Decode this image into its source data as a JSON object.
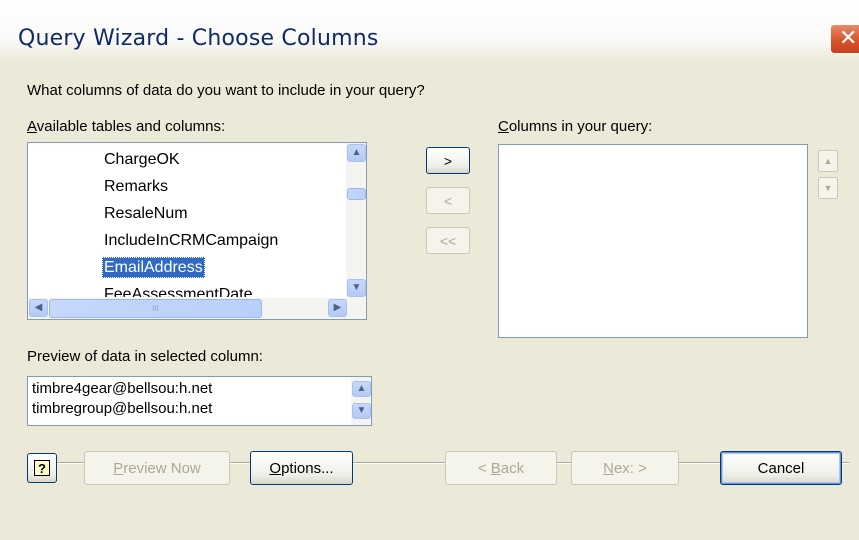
{
  "window": {
    "title": "Query Wizard - Choose Columns",
    "close_glyph": "✕"
  },
  "prompt": "What columns of data do you want to include in your query?",
  "available": {
    "label_accel": "A",
    "label_rest": "vailable tables and columns:",
    "items": [
      "ChargeOK",
      "Remarks",
      "ResaleNum",
      "IncludeInCRMCampaign",
      "EmailAddress",
      "FeeAssessmentDate"
    ],
    "selected": "EmailAddress",
    "hscroll_grip": "III"
  },
  "query_columns": {
    "label_accel": "C",
    "label_rest": "olumns in your query:",
    "items": []
  },
  "move_buttons": {
    "add": ">",
    "remove": "<",
    "remove_all": "<<"
  },
  "preview": {
    "label": "Preview of data in selected column:",
    "items": [
      "timbre4gear@bellsou:h.net",
      "timbregroup@bellsou:h.net"
    ]
  },
  "footer": {
    "preview_now_accel": "P",
    "preview_now_rest": "review Now",
    "options_accel": "O",
    "options_rest": "ptions...",
    "back_prefix": "< ",
    "back_accel": "B",
    "back_rest": "ack",
    "next_accel": "N",
    "next_rest": "ex: >",
    "cancel": "Cancel"
  },
  "icons": {
    "help": "help-icon",
    "close": "close-icon",
    "scroll_up": "scroll-up-icon",
    "scroll_down": "scroll-down-icon",
    "scroll_left": "scroll-left-icon",
    "scroll_right": "scroll-right-icon"
  },
  "colors": {
    "selection": "#316ac5",
    "title_text": "#10296a",
    "dialog_bg": "#ece9d8",
    "close_button": "#d9532d"
  }
}
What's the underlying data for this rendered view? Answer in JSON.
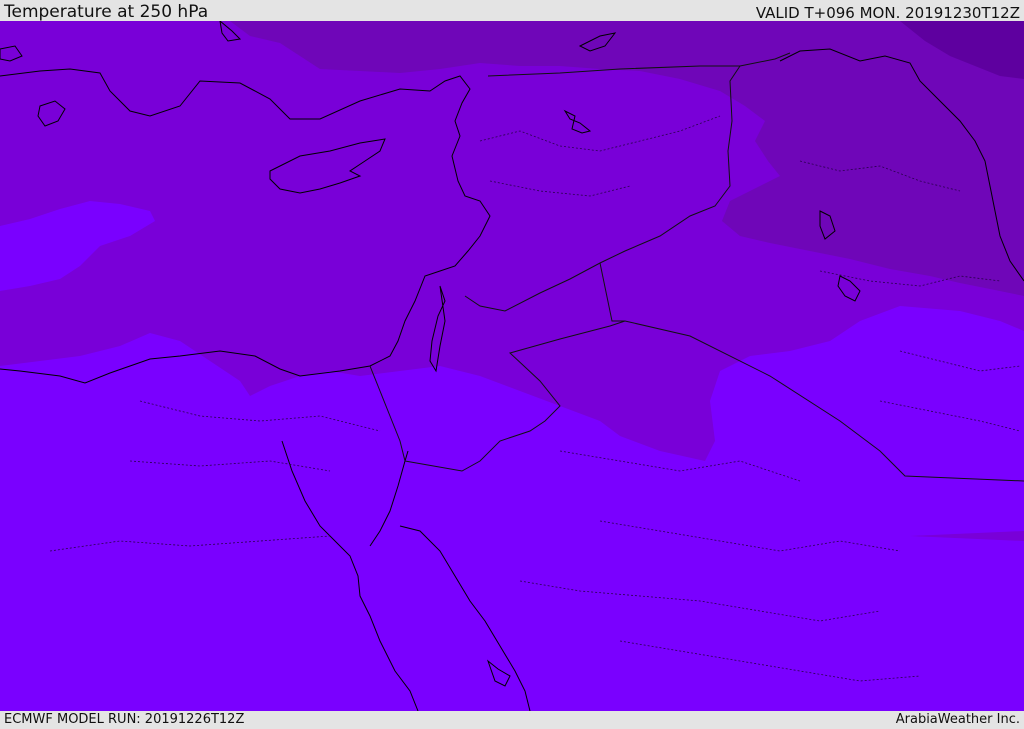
{
  "header": {
    "title": "Temperature at 250 hPa",
    "valid": "VALID T+096 MON. 20191230T12Z"
  },
  "footer": {
    "model_run": "ECMWF MODEL RUN: 20191226T12Z",
    "credit": "ArabiaWeather Inc."
  },
  "colors": {
    "band_coldest": "#5e009f",
    "band_cold": "#6f06b8",
    "band_mid": "#7900d8",
    "band_warm": "#7a00ff",
    "coastline": "#000000",
    "border": "#1a0033"
  }
}
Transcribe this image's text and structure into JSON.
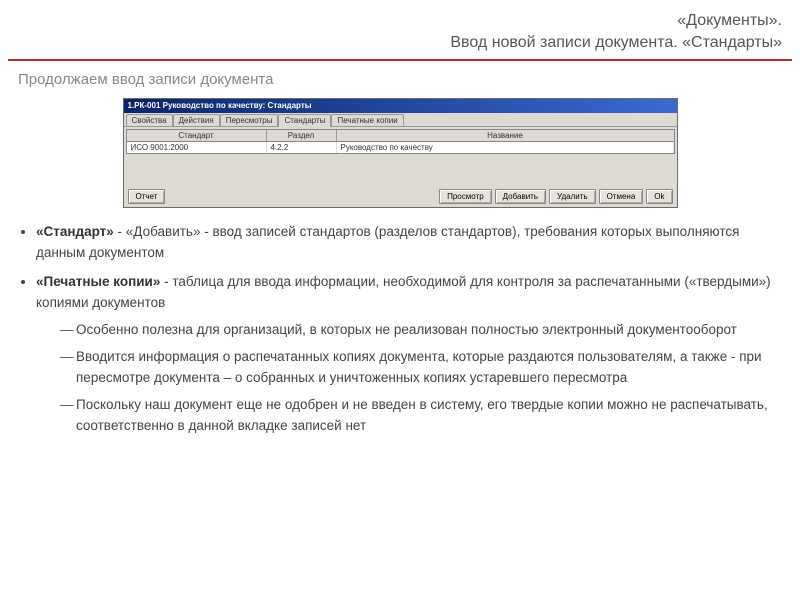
{
  "header": {
    "line1": "«Документы».",
    "line2": "Ввод новой записи документа. «Стандарты»"
  },
  "subheading": "Продолжаем ввод записи документа",
  "app": {
    "title": "1.РК-001 Руководство по качеству: Стандарты",
    "tabs": {
      "t1": "Свойства",
      "t2": "Действия",
      "t3": "Пересмотры",
      "t4": "Стандарты",
      "t5": "Печатные копии"
    },
    "columns": {
      "c1": "Стандарт",
      "c2": "Раздел",
      "c3": "Название"
    },
    "row": {
      "std": "ИСО 9001:2000",
      "sec": "4.2.2",
      "name": "Руководство по качеству"
    },
    "buttons": {
      "report": "Отчет",
      "view": "Просмотр",
      "add": "Добавить",
      "delete": "Удалить",
      "cancel": "Отмена",
      "ok": "Ok"
    }
  },
  "content": {
    "b1_label": "«Стандарт»",
    "b1_rest": " - «Добавить» - ввод записей стандартов (разделов стандартов), требования которых выполняются данным документом",
    "b2_label": "«Печатные копии»",
    "b2_rest": " - таблица для ввода информации, необходимой для контроля за распечатанными («твердыми») копиями документов",
    "sub1": "Особенно полезна для организаций, в которых не реализован полностью электронный документооборот",
    "sub2": "Вводится информация о распечатанных копиях документа, которые раздаются пользователям, а также  - при пересмотре документа – о собранных и уничтоженных копиях устаревшего пересмотра",
    "sub3": "Поскольку наш документ еще не одобрен и не введен в систему, его твердые копии можно не распечатывать, соответственно в данной вкладке записей нет"
  }
}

TASK:
Reproduce the listing exactly. Leave its pictures out.

EXERCISE OUTPUT:
Decode this image into its source data as a JSON object.
{
  "window": {
    "title": "Query Wizard - Choose Columns",
    "close_glyph": "✕"
  },
  "prompt": "What columns of data do you want to include in your query?",
  "available": {
    "label_accel": "A",
    "label_rest": "vailable tables and columns:",
    "items": [
      "ChargeOK",
      "Remarks",
      "ResaleNum",
      "IncludeInCRMCampaign",
      "EmailAddress",
      "FeeAssessmentDate"
    ],
    "selected": "EmailAddress",
    "hscroll_grip": "III"
  },
  "query_columns": {
    "label_accel": "C",
    "label_rest": "olumns in your query:",
    "items": []
  },
  "move_buttons": {
    "add": ">",
    "remove": "<",
    "remove_all": "<<"
  },
  "preview": {
    "label": "Preview of data in selected column:",
    "items": [
      "timbre4gear@bellsou:h.net",
      "timbregroup@bellsou:h.net"
    ]
  },
  "footer": {
    "preview_now_accel": "P",
    "preview_now_rest": "review Now",
    "options_accel": "O",
    "options_rest": "ptions...",
    "back_prefix": "< ",
    "back_accel": "B",
    "back_rest": "ack",
    "next_accel": "N",
    "next_rest": "ex: >",
    "cancel": "Cancel"
  },
  "icons": {
    "help": "help-icon",
    "close": "close-icon",
    "scroll_up": "scroll-up-icon",
    "scroll_down": "scroll-down-icon",
    "scroll_left": "scroll-left-icon",
    "scroll_right": "scroll-right-icon"
  },
  "colors": {
    "selection": "#316ac5",
    "title_text": "#10296a",
    "dialog_bg": "#ece9d8",
    "close_button": "#d9532d"
  }
}
What's the underlying data for this rendered view? Answer in JSON.
{
  "header": {
    "title": "Temperature at 250 hPa",
    "valid": "VALID T+096 MON. 20191230T12Z"
  },
  "footer": {
    "model_run": "ECMWF MODEL RUN: 20191226T12Z",
    "credit": "ArabiaWeather Inc."
  },
  "colors": {
    "band_coldest": "#5e009f",
    "band_cold": "#6f06b8",
    "band_mid": "#7900d8",
    "band_warm": "#7a00ff",
    "coastline": "#000000",
    "border": "#1a0033"
  }
}
Transcribe this image's text and structure into JSON.
{
  "header": {
    "line1": "«Документы».",
    "line2": "Ввод новой записи документа. «Стандарты»"
  },
  "subheading": "Продолжаем ввод записи документа",
  "app": {
    "title": "1.РК-001 Руководство по качеству: Стандарты",
    "tabs": {
      "t1": "Свойства",
      "t2": "Действия",
      "t3": "Пересмотры",
      "t4": "Стандарты",
      "t5": "Печатные копии"
    },
    "columns": {
      "c1": "Стандарт",
      "c2": "Раздел",
      "c3": "Название"
    },
    "row": {
      "std": "ИСО 9001:2000",
      "sec": "4.2.2",
      "name": "Руководство по качеству"
    },
    "buttons": {
      "report": "Отчет",
      "view": "Просмотр",
      "add": "Добавить",
      "delete": "Удалить",
      "cancel": "Отмена",
      "ok": "Ok"
    }
  },
  "content": {
    "b1_label": "«Стандарт»",
    "b1_rest": " - «Добавить» - ввод записей стандартов (разделов стандартов), требования которых выполняются данным документом",
    "b2_label": "«Печатные копии»",
    "b2_rest": " - таблица для ввода информации, необходимой для контроля за распечатанными («твердыми») копиями документов",
    "sub1": "Особенно полезна для организаций, в которых не реализован полностью электронный документооборот",
    "sub2": "Вводится информация о распечатанных копиях документа, которые раздаются пользователям, а также  - при пересмотре документа – о собранных и уничтоженных копиях устаревшего пересмотра",
    "sub3": "Поскольку наш документ еще не одобрен и не введен в систему, его твердые копии можно не распечатывать, соответственно в данной вкладке записей нет"
  }
}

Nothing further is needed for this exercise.